**What the task asks:** Collect every line below that contains the word "swatch".

(Document layout detection data)
--

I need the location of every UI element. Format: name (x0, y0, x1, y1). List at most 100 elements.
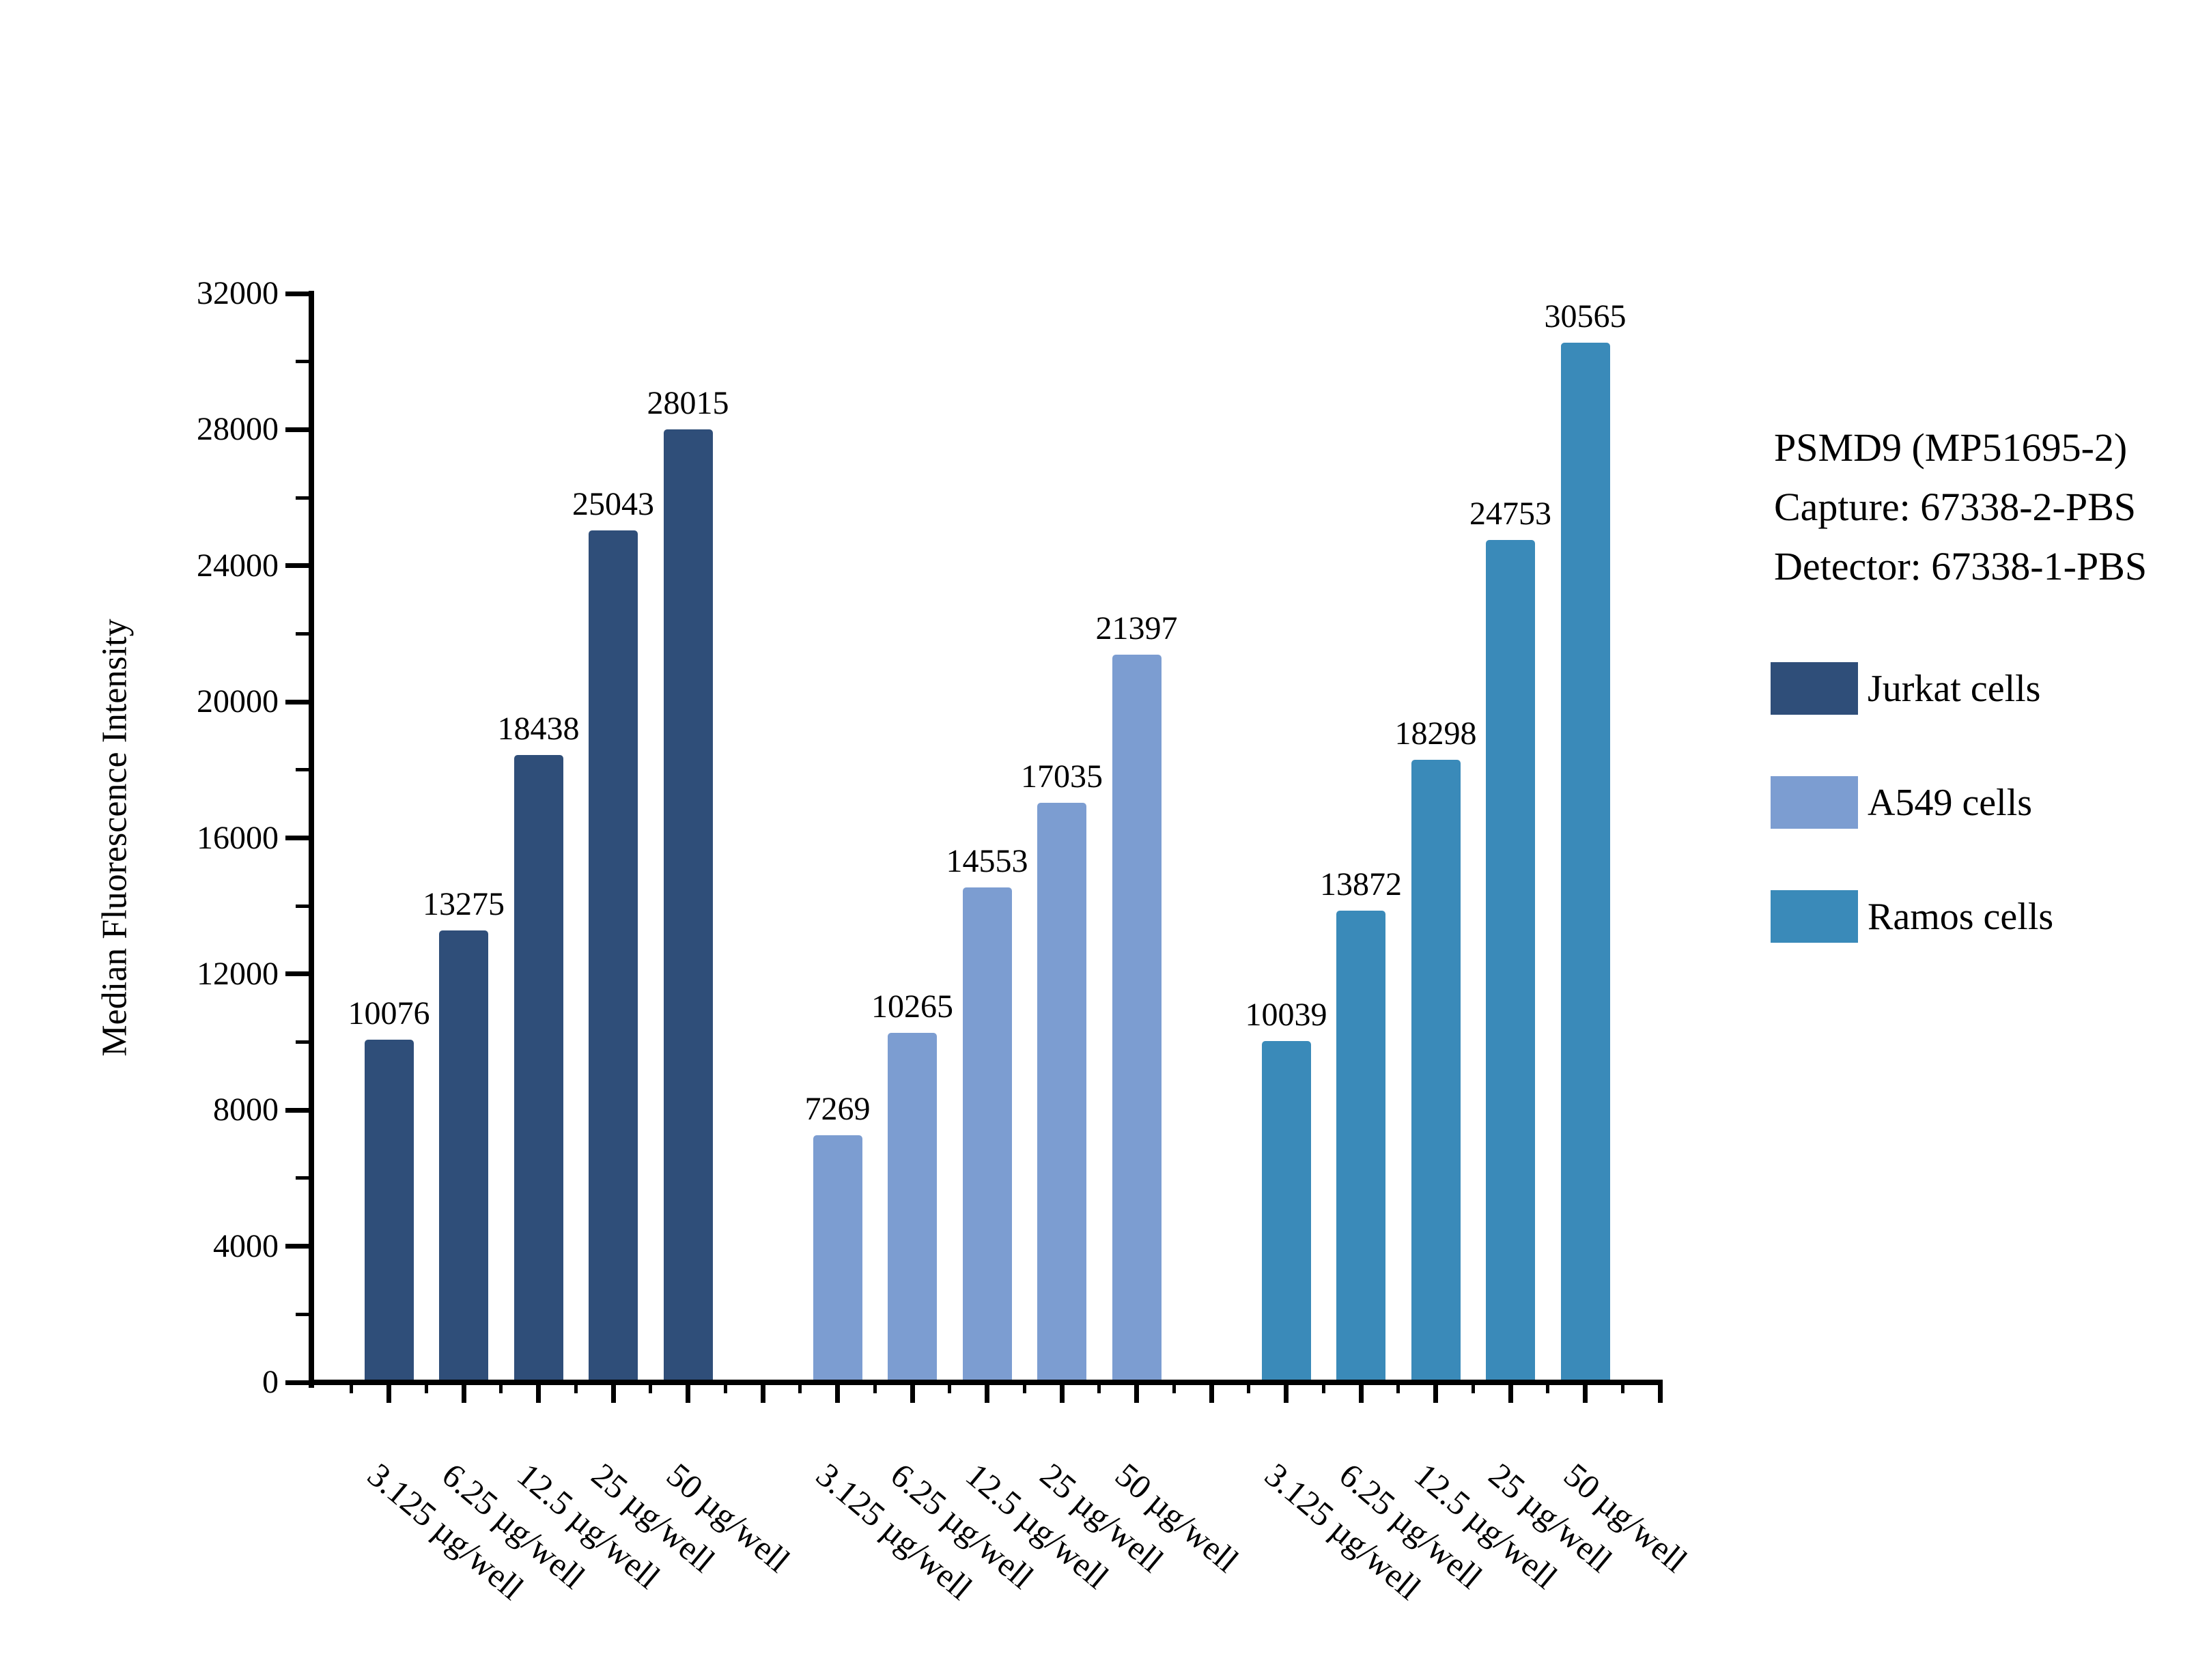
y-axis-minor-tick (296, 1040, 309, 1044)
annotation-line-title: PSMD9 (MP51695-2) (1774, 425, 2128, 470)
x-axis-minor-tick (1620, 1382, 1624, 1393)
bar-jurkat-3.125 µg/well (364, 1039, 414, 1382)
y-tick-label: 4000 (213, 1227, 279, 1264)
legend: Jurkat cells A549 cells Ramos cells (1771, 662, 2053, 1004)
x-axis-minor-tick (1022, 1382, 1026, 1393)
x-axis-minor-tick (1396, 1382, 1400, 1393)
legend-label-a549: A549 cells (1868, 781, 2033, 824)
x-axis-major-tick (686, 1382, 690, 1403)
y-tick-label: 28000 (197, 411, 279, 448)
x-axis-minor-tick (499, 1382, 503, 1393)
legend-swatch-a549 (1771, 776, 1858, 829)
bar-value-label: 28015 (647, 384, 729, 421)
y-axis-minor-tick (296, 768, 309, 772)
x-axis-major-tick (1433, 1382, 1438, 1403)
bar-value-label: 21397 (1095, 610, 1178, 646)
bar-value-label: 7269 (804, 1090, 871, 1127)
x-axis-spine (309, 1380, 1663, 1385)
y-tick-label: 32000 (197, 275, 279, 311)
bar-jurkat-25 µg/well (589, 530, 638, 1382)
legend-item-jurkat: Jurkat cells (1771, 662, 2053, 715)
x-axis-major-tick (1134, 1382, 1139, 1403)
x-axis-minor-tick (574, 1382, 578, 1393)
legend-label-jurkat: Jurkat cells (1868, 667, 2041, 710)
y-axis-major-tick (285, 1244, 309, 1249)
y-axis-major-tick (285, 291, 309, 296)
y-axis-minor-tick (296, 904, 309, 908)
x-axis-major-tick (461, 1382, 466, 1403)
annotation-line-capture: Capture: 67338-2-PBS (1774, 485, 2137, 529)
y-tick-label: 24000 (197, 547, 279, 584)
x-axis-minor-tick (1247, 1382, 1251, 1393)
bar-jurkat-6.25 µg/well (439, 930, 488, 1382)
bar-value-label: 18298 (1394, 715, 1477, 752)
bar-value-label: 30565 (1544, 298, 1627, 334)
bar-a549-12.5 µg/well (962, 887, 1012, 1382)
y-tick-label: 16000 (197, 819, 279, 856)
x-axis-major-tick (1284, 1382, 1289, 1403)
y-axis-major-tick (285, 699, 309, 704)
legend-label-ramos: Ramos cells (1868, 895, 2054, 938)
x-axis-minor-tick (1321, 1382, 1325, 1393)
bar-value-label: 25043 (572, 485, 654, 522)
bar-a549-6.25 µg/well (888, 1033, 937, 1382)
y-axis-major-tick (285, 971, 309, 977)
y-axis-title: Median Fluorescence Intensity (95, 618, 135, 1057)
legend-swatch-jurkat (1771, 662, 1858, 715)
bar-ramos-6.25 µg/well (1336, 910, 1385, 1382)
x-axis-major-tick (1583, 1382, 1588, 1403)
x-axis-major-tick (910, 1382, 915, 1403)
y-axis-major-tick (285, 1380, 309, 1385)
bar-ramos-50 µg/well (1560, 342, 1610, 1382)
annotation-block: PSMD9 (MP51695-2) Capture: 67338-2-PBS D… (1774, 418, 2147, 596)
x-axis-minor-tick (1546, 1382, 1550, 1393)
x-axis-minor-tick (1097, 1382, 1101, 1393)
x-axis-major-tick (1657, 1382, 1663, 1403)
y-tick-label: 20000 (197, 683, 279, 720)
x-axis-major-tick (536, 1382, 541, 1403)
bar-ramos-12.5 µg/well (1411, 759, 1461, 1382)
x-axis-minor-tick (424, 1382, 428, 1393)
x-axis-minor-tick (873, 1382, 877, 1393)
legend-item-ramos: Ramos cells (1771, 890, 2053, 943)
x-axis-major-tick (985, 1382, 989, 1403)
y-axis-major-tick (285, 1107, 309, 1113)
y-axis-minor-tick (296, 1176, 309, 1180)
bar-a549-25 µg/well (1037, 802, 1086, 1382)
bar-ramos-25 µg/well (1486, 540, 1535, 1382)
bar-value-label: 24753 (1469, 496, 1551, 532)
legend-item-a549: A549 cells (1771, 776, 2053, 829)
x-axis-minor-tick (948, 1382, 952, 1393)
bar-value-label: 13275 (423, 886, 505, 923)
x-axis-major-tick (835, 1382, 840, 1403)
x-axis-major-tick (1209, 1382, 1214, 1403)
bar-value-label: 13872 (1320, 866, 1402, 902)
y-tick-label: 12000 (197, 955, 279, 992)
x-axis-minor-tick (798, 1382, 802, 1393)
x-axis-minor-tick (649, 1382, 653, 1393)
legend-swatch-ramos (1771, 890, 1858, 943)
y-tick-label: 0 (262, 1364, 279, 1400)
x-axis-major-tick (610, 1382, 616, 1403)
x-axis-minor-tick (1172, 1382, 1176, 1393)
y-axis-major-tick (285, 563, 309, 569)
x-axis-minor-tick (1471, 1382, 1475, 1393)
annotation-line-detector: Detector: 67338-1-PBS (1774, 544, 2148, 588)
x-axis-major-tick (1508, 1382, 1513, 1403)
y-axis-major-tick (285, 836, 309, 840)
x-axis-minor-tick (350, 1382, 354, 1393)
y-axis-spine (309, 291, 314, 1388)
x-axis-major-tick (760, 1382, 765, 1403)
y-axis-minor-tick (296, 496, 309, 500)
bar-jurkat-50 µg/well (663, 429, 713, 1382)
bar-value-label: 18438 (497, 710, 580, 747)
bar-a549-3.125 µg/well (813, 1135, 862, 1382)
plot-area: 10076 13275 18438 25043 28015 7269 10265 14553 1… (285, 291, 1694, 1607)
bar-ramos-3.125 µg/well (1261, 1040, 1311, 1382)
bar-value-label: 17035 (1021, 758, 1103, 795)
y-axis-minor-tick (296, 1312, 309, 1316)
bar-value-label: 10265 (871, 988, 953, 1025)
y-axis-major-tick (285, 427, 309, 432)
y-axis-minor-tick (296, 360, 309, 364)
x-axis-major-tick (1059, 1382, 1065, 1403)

--

**Solved exercise:**
legend-swatch-a549 (1771, 776, 1858, 829)
legend-swatch-jurkat (1771, 662, 1858, 715)
legend-swatch-ramos (1771, 890, 1858, 943)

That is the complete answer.